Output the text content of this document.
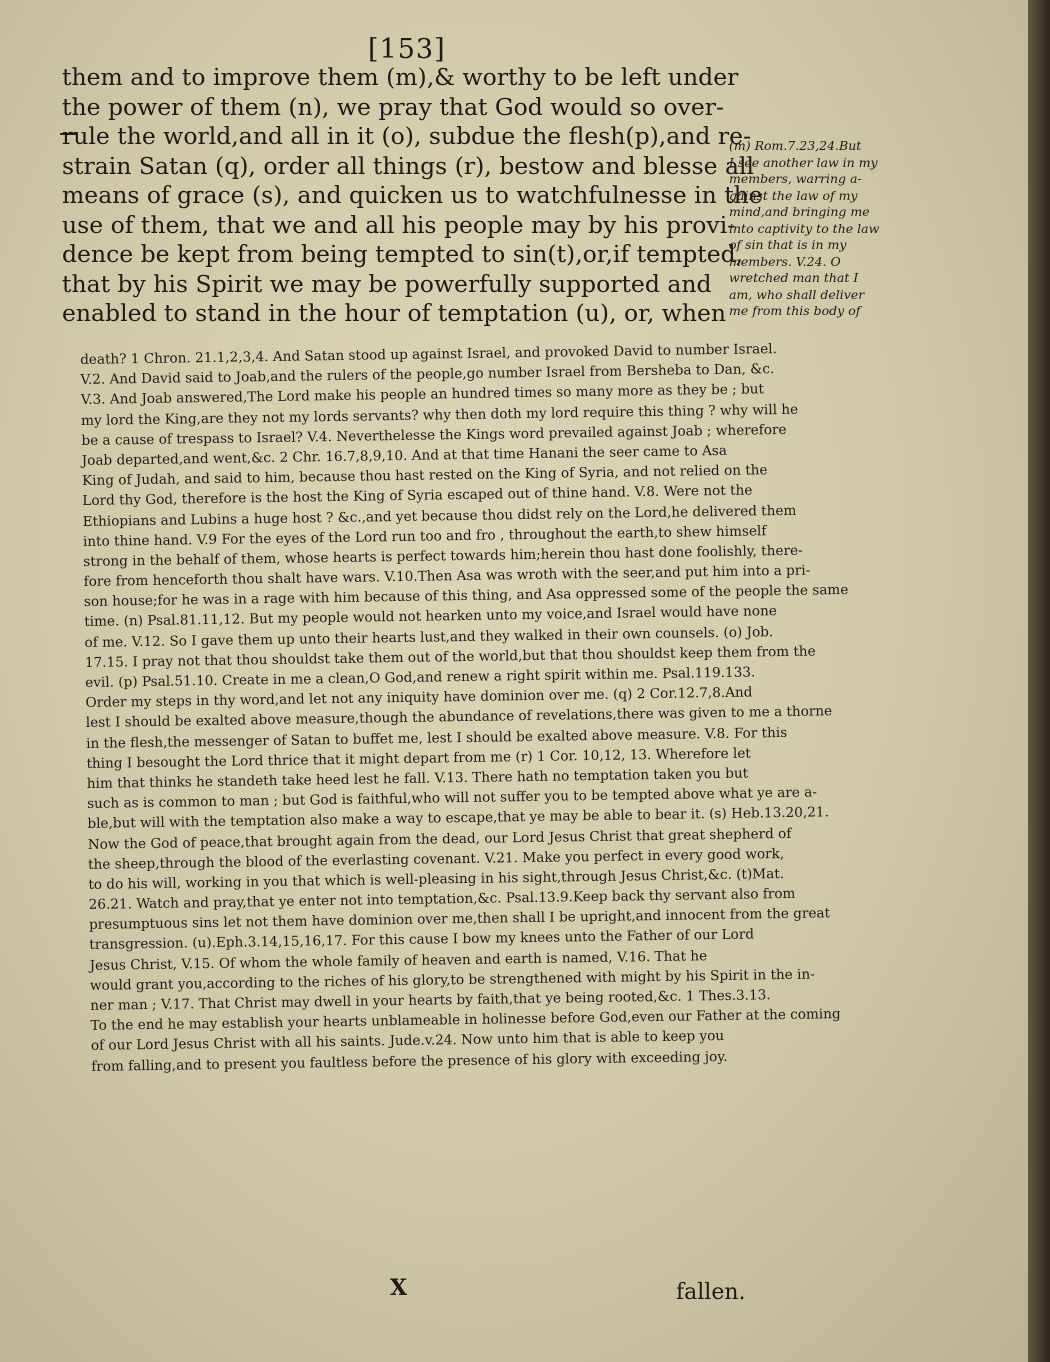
[153]
them and to improve them (m),& worthy to be left under
the power of them (n), we pray that God would so over-
rule the world,and all in it (o), subdue the flesh(p),and re-
strain Satan (q), order all things (r), bestow and blesse all
means of grace (s), and quicken us to watchfulnesse in the
use of them, that we and all his people may by his provi-
dence be kept from being tempted to sin(t),or,if tempted,
that by his Spirit we may be powerfully supported and
enabled to stand in the hour of temptation (u), or, when
(m) Rom.7.23,24.But
I see another law in my
members, warring a-
gainst the law of my
mind,and bringing me
into captivity to the law
of sin that is in my
members. V.24. O
wretched man that I
am, who shall deliver
me from this body of
death? 1 Chron. 21.1,2,3,4. And Satan stood up against Israel, and provoked David to number Israel.
V.2. And David said to Joab,and the rulers of the people,go number Israel from Bersheba to Dan, &c.
V.3. And Joab answered,The Lord make his people an hundred times so many more as they be ; but
my lord the King,are they not my lords servants? why then doth my lord require this thing ? why will he
be a cause of trespass to Israel? V.4. Neverthelesse the Kings word prevailed against Joab ; wherefore
Joab departed,and went,&c. 2 Chr. 16.7,8,9,10. And at that time Hanani the seer came to Asa
King of Judah, and said to him, because thou hast rested on the King of Syria, and not relied on the
Lord thy God, therefore is the host the King of Syria escaped out of thine hand. V.8. Were not the
Ethiopians and Lubins a huge host ? &c.,and yet because thou didst rely on the Lord,he delivered them
into thine hand. V.9 For the eyes of the Lord run too and fro , throughout the earth,to shew himself
strong in the behalf of them, whose hearts is perfect towards him;herein thou hast done foolishly, there-
fore from henceforth thou shalt have wars. V.10.Then Asa was wroth with the seer,and put him into a pri-
son house;for he was in a rage with him because of this thing, and Asa oppressed some of the people the same
time. (n) Psal.81.11,12. But my people would not hearken unto my voice,and Israel would have none
of me. V.12. So I gave them up unto their hearts lust,and they walked in their own counsels. (o) Job.
17.15. I pray not that thou shouldst take them out of the world,but that thou shouldst keep them from the
evil. (p) Psal.51.10. Create in me a clean,O God,and renew a right spirit within me. Psal.119.133.
Order my steps in thy word,and let not any iniquity have dominion over me. (q) 2 Cor.12.7,8.And
lest I should be exalted above measure,though the abundance of revelations,there was given to me a thorne
in the flesh,the messenger of Satan to buffet me, lest I should be exalted above measure. V.8. For this
thing I besought the Lord thrice that it might depart from me (r) 1 Cor. 10,12, 13. Wherefore let
him that thinks he standeth take heed lest he fall. V.13. There hath no temptation taken you but
such as is common to man ; but God is faithful,who will not suffer you to be tempted above what ye are a-
ble,but will with the temptation also make a way to escape,that ye may be able to bear it. (s) Heb.13.20,21.
Now the God of peace,that brought again from the dead, our Lord Jesus Christ that great shepherd of
the sheep,through the blood of the everlasting covenant. V.21. Make you perfect in every good work,
to do his will, working in you that which is well-pleasing in his sight,through Jesus Christ,&c. (t)Mat.
26.21. Watch and pray,that ye enter not into temptation,&c. Psal.13.9.Keep back thy servant also from
presumptuous sins let not them have dominion over me,then shall I be upright,and innocent from the great
transgression. (u).Eph.3.14,15,16,17. For this cause I bow my knees unto the Father of our Lord
Jesus Christ, V.15. Of whom the whole family of heaven and earth is named, V.16. That he
would grant you,according to the riches of his glory,to be strengthened with might by his Spirit in the in-
ner man ; V.17. That Christ may dwell in your hearts by faith,that ye being rooted,&c. 1 Thes.3.13.
To the end he may establish your hearts unblameable in holinesse before God,even our Father at the coming
of our Lord Jesus Christ with all his saints. Jude.v.24. Now unto him that is able to keep you
from falling,and to present you faultless before the presence of his glory with exceeding joy.
X	fallen.
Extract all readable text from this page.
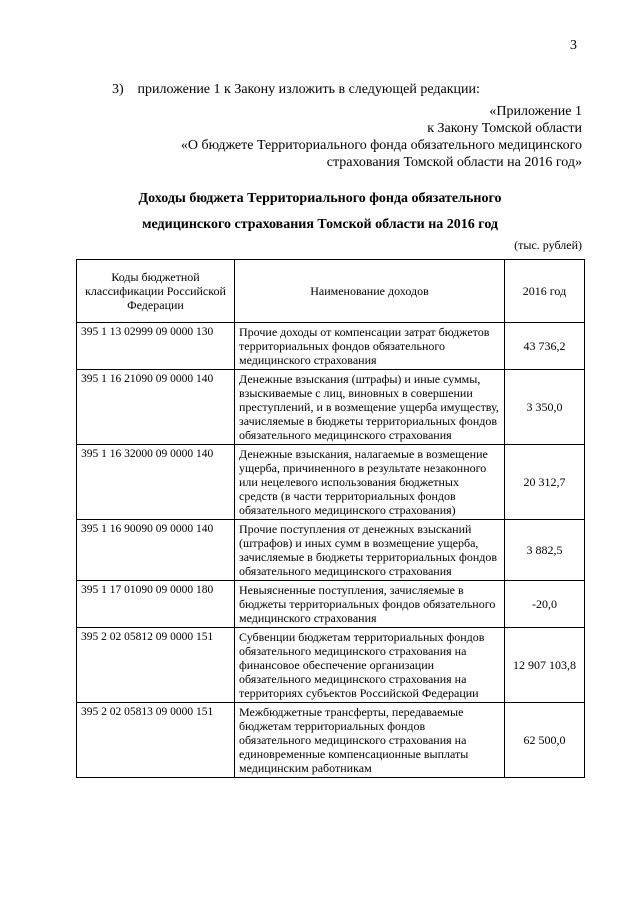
3
3) приложение 1 к Закону изложить в следующей редакции:
«Приложение 1
к Закону Томской области
«О бюджете Территориального фонда обязательного медицинского
страхования Томской области на 2016 год»
Доходы бюджета Территориального фонда обязательного
медицинского страхования Томской области на 2016 год
(тыс. рублей)
Коды бюджетной классификации Российской Федерации	Наименование доходов	2016 год
395 1 13 02999 09 0000 130	Прочие доходы от компенсации затрат бюджетов территориальных фондов обязательного медицинского страхования	43 736,2
395 1 16 21090 09 0000 140	Денежные взыскания (штрафы) и иные суммы, взыскиваемые с лиц, виновных в совершении преступлений, и в возмещение ущерба имуществу, зачисляемые в бюджеты территориальных фондов обязательного медицинского страхования	3 350,0
395 1 16 32000 09 0000 140	Денежные взыскания, налагаемые в возмещение ущерба, причиненного в результате незаконного или нецелевого использования бюджетных средств (в части территориальных фондов обязательного медицинского страхования)	20 312,7
395 1 16 90090 09 0000 140	Прочие поступления от денежных взысканий (штрафов) и иных сумм в возмещение ущерба, зачисляемые в бюджеты территориальных фондов обязательного медицинского страхования	3 882,5
395 1 17 01090 09 0000 180	Невыясненные поступления, зачисляемые в бюджеты территориальных фондов обязательного медицинского страхования	-20,0
395 2 02 05812 09 0000 151	Субвенции бюджетам территориальных фондов обязательного медицинского страхования на финансовое обеспечение организации обязательного медицинского страхования на территориях субъектов Российской Федерации	12 907 103,8
395 2 02 05813 09 0000 151	Межбюджетные трансферты, передаваемые бюджетам территориальных фондов обязательного медицинского страхования на единовременные компенсационные выплаты медицинским работникам	62 500,0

- - - - -

» **Required work**:
Your task is to copy the entries in full and exactly, without any images.

» **In response**:
Output the text content of this document.
[153]
them and to improve them (m),& worthy to be left under
the power of them (n), we pray that God would so over-
rule the world,and all in it (o), subdue the flesh(p),and re-
strain Satan (q), order all things (r), bestow and blesse all
means of grace (s), and quicken us to watchfulnesse in the
use of them, that we and all his people may by his provi-
dence be kept from being tempted to sin(t),or,if tempted,
that by his Spirit we may be powerfully supported and
enabled to stand in the hour of temptation (u), or, when
(m) Rom.7.23,24.But
I see another law in my
members, warring a-
gainst the law of my
mind,and bringing me
into captivity to the law
of sin that is in my
members. V.24. O
wretched man that I
am, who shall deliver
me from this body of
death? 1 Chron. 21.1,2,3,4. And Satan stood up against Israel, and provoked David to number Israel.
V.2. And David said to Joab,and the rulers of the people,go number Israel from Bersheba to Dan, &c.
V.3. And Joab answered,The Lord make his people an hundred times so many more as they be ; but
my lord the King,are they not my lords servants? why then doth my lord require this thing ? why will he
be a cause of trespass to Israel? V.4. Neverthelesse the Kings word prevailed against Joab ; wherefore
Joab departed,and went,&c. 2 Chr. 16.7,8,9,10. And at that time Hanani the seer came to Asa
King of Judah, and said to him, because thou hast rested on the King of Syria, and not relied on the
Lord thy God, therefore is the host the King of Syria escaped out of thine hand. V.8. Were not the
Ethiopians and Lubins a huge host ? &c.,and yet because thou didst rely on the Lord,he delivered them
into thine hand. V.9 For the eyes of the Lord run too and fro , throughout the earth,to shew himself
strong in the behalf of them, whose hearts is perfect towards him;herein thou hast done foolishly, there-
fore from henceforth thou shalt have wars. V.10.Then Asa was wroth with the seer,and put him into a pri-
son house;for he was in a rage with him because of this thing, and Asa oppressed some of the people the same
time. (n) Psal.81.11,12. But my people would not hearken unto my voice,and Israel would have none
of me. V.12. So I gave them up unto their hearts lust,and they walked in their own counsels. (o) Job.
17.15. I pray not that thou shouldst take them out of the world,but that thou shouldst keep them from the
evil. (p) Psal.51.10. Create in me a clean,O God,and renew a right spirit within me. Psal.119.133.
Order my steps in thy word,and let not any iniquity have dominion over me. (q) 2 Cor.12.7,8.And
lest I should be exalted above measure,though the abundance of revelations,there was given to me a thorne
in the flesh,the messenger of Satan to buffet me, lest I should be exalted above measure. V.8. For this
thing I besought the Lord thrice that it might depart from me (r) 1 Cor. 10,12, 13. Wherefore let
him that thinks he standeth take heed lest he fall. V.13. There hath no temptation taken you but
such as is common to man ; but God is faithful,who will not suffer you to be tempted above what ye are a-
ble,but will with the temptation also make a way to escape,that ye may be able to bear it. (s) Heb.13.20,21.
Now the God of peace,that brought again from the dead, our Lord Jesus Christ that great shepherd of
the sheep,through the blood of the everlasting covenant. V.21. Make you perfect in every good work,
to do his will, working in you that which is well-pleasing in his sight,through Jesus Christ,&c. (t)Mat.
26.21. Watch and pray,that ye enter not into temptation,&c. Psal.13.9.Keep back thy servant also from
presumptuous sins let not them have dominion over me,then shall I be upright,and innocent from the great
transgression. (u).Eph.3.14,15,16,17. For this cause I bow my knees unto the Father of our Lord
Jesus Christ, V.15. Of whom the whole family of heaven and earth is named, V.16. That he
would grant you,according to the riches of his glory,to be strengthened with might by his Spirit in the in-
ner man ; V.17. That Christ may dwell in your hearts by faith,that ye being rooted,&c. 1 Thes.3.13.
To the end he may establish your hearts unblameable in holinesse before God,even our Father at the coming
of our Lord Jesus Christ with all his saints. Jude.v.24. Now unto him that is able to keep you
from falling,and to present you faultless before the presence of his glory with exceeding joy.
X	fallen.
Extract all readable text from this page.
3
3) приложение 1 к Закону изложить в следующей редакции:
«Приложение 1
к Закону Томской области
«О бюджете Территориального фонда обязательного медицинского
страхования Томской области на 2016 год»
Доходы бюджета Территориального фонда обязательного
медицинского страхования Томской области на 2016 год
(тыс. рублей)
Коды бюджетной классификации Российской Федерации	Наименование доходов	2016 год
395 1 13 02999 09 0000 130	Прочие доходы от компенсации затрат бюджетов территориальных фондов обязательного медицинского страхования	43 736,2
395 1 16 21090 09 0000 140	Денежные взыскания (штрафы) и иные суммы, взыскиваемые с лиц, виновных в совершении преступлений, и в возмещение ущерба имуществу, зачисляемые в бюджеты территориальных фондов обязательного медицинского страхования	3 350,0
395 1 16 32000 09 0000 140	Денежные взыскания, налагаемые в возмещение ущерба, причиненного в результате незаконного или нецелевого использования бюджетных средств (в части территориальных фондов обязательного медицинского страхования)	20 312,7
395 1 16 90090 09 0000 140	Прочие поступления от денежных взысканий (штрафов) и иных сумм в возмещение ущерба, зачисляемые в бюджеты территориальных фондов обязательного медицинского страхования	3 882,5
395 1 17 01090 09 0000 180	Невыясненные поступления, зачисляемые в бюджеты территориальных фондов обязательного медицинского страхования	-20,0
395 2 02 05812 09 0000 151	Субвенции бюджетам территориальных фондов обязательного медицинского страхования на финансовое обеспечение организации обязательного медицинского страхования на территориях субъектов Российской Федерации	12 907 103,8
395 2 02 05813 09 0000 151	Межбюджетные трансферты, передаваемые бюджетам территориальных фондов обязательного медицинского страхования на единовременные компенсационные выплаты медицинским работникам	62 500,0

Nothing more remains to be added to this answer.